* WHAT TO PRODUCE: Quote every line below exactly as it reads.

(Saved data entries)

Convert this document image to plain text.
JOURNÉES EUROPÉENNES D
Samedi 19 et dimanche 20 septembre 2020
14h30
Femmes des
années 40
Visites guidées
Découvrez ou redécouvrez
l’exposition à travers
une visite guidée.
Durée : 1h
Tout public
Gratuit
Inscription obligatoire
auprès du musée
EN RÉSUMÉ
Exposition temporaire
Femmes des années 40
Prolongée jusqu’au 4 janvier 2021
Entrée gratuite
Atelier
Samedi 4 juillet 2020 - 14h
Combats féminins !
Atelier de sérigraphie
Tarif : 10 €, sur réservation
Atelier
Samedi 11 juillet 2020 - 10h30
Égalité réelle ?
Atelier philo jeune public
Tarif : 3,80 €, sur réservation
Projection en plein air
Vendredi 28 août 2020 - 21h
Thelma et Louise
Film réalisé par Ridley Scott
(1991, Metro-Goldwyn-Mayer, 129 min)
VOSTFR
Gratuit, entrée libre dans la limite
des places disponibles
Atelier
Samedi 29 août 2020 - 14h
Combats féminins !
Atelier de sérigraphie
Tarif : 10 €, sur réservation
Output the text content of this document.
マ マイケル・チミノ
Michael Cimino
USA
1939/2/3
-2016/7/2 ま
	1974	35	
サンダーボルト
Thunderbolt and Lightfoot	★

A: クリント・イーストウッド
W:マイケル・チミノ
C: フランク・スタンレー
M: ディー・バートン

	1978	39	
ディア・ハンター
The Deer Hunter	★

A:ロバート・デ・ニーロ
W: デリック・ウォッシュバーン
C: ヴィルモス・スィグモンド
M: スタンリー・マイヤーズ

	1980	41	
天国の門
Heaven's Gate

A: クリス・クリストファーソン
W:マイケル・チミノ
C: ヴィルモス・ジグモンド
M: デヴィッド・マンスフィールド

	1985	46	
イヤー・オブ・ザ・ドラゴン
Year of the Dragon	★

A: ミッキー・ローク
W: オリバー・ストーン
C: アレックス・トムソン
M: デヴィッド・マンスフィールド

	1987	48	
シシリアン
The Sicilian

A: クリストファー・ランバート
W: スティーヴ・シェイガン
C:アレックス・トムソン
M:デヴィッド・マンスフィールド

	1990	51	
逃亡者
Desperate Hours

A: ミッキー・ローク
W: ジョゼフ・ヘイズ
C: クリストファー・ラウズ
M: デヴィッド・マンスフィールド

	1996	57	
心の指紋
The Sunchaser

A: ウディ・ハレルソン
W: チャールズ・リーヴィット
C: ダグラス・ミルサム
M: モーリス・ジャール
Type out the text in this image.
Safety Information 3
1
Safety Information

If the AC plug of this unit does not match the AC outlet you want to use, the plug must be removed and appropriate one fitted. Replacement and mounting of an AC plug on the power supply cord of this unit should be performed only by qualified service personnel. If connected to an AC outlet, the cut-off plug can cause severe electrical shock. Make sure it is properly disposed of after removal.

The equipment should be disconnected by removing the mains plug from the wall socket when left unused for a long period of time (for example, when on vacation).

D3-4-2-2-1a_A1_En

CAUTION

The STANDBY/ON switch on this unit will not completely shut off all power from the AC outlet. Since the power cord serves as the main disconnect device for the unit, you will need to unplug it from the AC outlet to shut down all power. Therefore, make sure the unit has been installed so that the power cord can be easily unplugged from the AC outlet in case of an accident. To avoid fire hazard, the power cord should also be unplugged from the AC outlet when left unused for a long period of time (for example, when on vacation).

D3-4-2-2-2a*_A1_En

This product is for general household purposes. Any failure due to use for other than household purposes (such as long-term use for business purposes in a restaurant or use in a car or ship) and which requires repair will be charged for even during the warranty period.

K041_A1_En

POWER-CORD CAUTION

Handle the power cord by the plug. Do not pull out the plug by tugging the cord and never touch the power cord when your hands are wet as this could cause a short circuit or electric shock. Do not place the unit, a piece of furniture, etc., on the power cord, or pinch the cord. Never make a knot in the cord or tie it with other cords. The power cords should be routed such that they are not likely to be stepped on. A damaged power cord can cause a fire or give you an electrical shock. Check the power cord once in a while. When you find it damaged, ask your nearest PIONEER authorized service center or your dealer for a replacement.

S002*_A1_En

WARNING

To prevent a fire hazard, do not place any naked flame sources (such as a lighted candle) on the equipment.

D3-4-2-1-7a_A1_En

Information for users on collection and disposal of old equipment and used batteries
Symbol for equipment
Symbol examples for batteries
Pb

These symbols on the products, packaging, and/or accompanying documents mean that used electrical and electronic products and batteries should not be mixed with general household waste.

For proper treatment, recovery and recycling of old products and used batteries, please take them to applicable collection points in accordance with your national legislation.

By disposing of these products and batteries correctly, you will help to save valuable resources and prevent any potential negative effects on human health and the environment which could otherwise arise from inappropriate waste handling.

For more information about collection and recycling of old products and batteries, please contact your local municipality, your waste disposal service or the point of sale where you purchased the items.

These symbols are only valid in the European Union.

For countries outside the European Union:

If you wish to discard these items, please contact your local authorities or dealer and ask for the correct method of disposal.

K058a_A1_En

* CORRECT RESPONSE:
Convert this document image to plain text.
JOURNÉES EUROPÉENNES D
Samedi 19 et dimanche 20 septembre 2020
14h30
Femmes des
années 40
Visites guidées
Découvrez ou redécouvrez
l’exposition à travers
une visite guidée.
Durée : 1h
Tout public
Gratuit
Inscription obligatoire
auprès du musée
EN RÉSUMÉ
Exposition temporaire
Femmes des années 40
Prolongée jusqu’au 4 janvier 2021
Entrée gratuite
Atelier
Samedi 4 juillet 2020 - 14h
Combats féminins !
Atelier de sérigraphie
Tarif : 10 €, sur réservation
Atelier
Samedi 11 juillet 2020 - 10h30
Égalité réelle ?
Atelier philo jeune public
Tarif : 3,80 €, sur réservation
Projection en plein air
Vendredi 28 août 2020 - 21h
Thelma et Louise
Film réalisé par Ridley Scott
(1991, Metro-Goldwyn-Mayer, 129 min)
VOSTFR
Gratuit, entrée libre dans la limite
des places disponibles
Atelier
Samedi 29 août 2020 - 14h
Combats féminins !
Atelier de sérigraphie
Tarif : 10 €, sur réservation
Output the text content of this document.
マ マイケル・チミノ
Michael Cimino
USA
1939/2/3
-2016/7/2 ま
	1974	35	
サンダーボルト
Thunderbolt and Lightfoot	★

A: クリント・イーストウッド
W:マイケル・チミノ
C: フランク・スタンレー
M: ディー・バートン

	1978	39	
ディア・ハンター
The Deer Hunter	★

A:ロバート・デ・ニーロ
W: デリック・ウォッシュバーン
C: ヴィルモス・スィグモンド
M: スタンリー・マイヤーズ

	1980	41	
天国の門
Heaven's Gate

A: クリス・クリストファーソン
W:マイケル・チミノ
C: ヴィルモス・ジグモンド
M: デヴィッド・マンスフィールド

	1985	46	
イヤー・オブ・ザ・ドラゴン
Year of the Dragon	★

A: ミッキー・ローク
W: オリバー・ストーン
C: アレックス・トムソン
M: デヴィッド・マンスフィールド

	1987	48	
シシリアン
The Sicilian

A: クリストファー・ランバート
W: スティーヴ・シェイガン
C:アレックス・トムソン
M:デヴィッド・マンスフィールド

	1990	51	
逃亡者
Desperate Hours

A: ミッキー・ローク
W: ジョゼフ・ヘイズ
C: クリストファー・ラウズ
M: デヴィッド・マンスフィールド

	1996	57	
心の指紋
The Sunchaser

A: ウディ・ハレルソン
W: チャールズ・リーヴィット
C: ダグラス・ミルサム
M: モーリス・ジャール
Type out the text in this image.
Safety Information 3
1
Safety Information

If the AC plug of this unit does not match the AC outlet you want to use, the plug must be removed and appropriate one fitted. Replacement and mounting of an AC plug on the power supply cord of this unit should be performed only by qualified service personnel. If connected to an AC outlet, the cut-off plug can cause severe electrical shock. Make sure it is properly disposed of after removal.

The equipment should be disconnected by removing the mains plug from the wall socket when left unused for a long period of time (for example, when on vacation).

D3-4-2-2-1a_A1_En

CAUTION

The STANDBY/ON switch on this unit will not completely shut off all power from the AC outlet. Since the power cord serves as the main disconnect device for the unit, you will need to unplug it from the AC outlet to shut down all power. Therefore, make sure the unit has been installed so that the power cord can be easily unplugged from the AC outlet in case of an accident. To avoid fire hazard, the power cord should also be unplugged from the AC outlet when left unused for a long period of time (for example, when on vacation).

D3-4-2-2-2a*_A1_En

This product is for general household purposes. Any failure due to use for other than household purposes (such as long-term use for business purposes in a restaurant or use in a car or ship) and which requires repair will be charged for even during the warranty period.

K041_A1_En

POWER-CORD CAUTION

Handle the power cord by the plug. Do not pull out the plug by tugging the cord and never touch the power cord when your hands are wet as this could cause a short circuit or electric shock. Do not place the unit, a piece of furniture, etc., on the power cord, or pinch the cord. Never make a knot in the cord or tie it with other cords. The power cords should be routed such that they are not likely to be stepped on. A damaged power cord can cause a fire or give you an electrical shock. Check the power cord once in a while. When you find it damaged, ask your nearest PIONEER authorized service center or your dealer for a replacement.

S002*_A1_En

WARNING

To prevent a fire hazard, do not place any naked flame sources (such as a lighted candle) on the equipment.

D3-4-2-1-7a_A1_En

Information for users on collection and disposal of old equipment and used batteries
Symbol for equipment
Symbol examples for batteries
Pb

These symbols on the products, packaging, and/or accompanying documents mean that used electrical and electronic products and batteries should not be mixed with general household waste.

For proper treatment, recovery and recycling of old products and used batteries, please take them to applicable collection points in accordance with your national legislation.

By disposing of these products and batteries correctly, you will help to save valuable resources and prevent any potential negative effects on human health and the environment which could otherwise arise from inappropriate waste handling.

For more information about collection and recycling of old products and batteries, please contact your local municipality, your waste disposal service or the point of sale where you purchased the items.

These symbols are only valid in the European Union.

For countries outside the European Union:

If you wish to discard these items, please contact your local authorities or dealer and ask for the correct method of disposal.

K058a_A1_En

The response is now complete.